• Problem to solve: "Xương" appears in how many lines of the entries? State only the number.
━━ Provided data ━━
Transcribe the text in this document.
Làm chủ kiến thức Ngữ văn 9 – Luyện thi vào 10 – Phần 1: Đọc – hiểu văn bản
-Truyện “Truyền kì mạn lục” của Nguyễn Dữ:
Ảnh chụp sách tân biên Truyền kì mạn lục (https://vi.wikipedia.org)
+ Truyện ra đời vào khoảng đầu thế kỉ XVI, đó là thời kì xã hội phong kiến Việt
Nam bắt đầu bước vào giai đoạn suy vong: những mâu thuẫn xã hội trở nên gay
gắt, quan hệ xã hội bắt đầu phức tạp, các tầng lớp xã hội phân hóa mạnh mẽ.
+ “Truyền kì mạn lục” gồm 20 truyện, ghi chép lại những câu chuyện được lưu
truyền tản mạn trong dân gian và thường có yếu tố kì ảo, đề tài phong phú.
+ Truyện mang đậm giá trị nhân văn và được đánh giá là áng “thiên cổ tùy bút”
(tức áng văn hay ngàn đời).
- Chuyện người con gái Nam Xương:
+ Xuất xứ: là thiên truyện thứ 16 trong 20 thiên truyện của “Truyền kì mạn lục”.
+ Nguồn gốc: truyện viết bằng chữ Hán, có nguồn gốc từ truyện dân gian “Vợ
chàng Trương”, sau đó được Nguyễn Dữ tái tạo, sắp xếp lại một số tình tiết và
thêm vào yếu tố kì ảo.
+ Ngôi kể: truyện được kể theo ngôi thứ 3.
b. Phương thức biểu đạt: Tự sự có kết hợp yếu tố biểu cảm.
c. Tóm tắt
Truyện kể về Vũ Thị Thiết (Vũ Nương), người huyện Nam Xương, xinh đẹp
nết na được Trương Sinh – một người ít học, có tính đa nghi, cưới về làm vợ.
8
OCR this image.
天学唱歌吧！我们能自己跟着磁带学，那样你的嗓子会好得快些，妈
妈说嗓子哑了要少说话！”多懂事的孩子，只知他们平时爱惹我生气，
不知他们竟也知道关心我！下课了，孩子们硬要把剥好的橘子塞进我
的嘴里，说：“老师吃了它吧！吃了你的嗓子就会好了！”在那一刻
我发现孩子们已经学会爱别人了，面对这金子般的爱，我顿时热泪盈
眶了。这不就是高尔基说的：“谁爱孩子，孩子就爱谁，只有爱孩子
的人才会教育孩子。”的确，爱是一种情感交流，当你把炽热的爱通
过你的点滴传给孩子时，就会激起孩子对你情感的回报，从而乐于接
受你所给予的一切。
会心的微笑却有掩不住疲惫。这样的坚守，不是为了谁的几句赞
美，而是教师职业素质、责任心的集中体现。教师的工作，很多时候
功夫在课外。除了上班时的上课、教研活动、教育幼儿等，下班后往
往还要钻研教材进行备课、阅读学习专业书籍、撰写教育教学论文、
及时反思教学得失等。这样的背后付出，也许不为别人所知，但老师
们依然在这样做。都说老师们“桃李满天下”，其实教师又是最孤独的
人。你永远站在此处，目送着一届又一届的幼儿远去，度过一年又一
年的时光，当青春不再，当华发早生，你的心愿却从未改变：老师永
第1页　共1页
━━━
• Exercise output: 2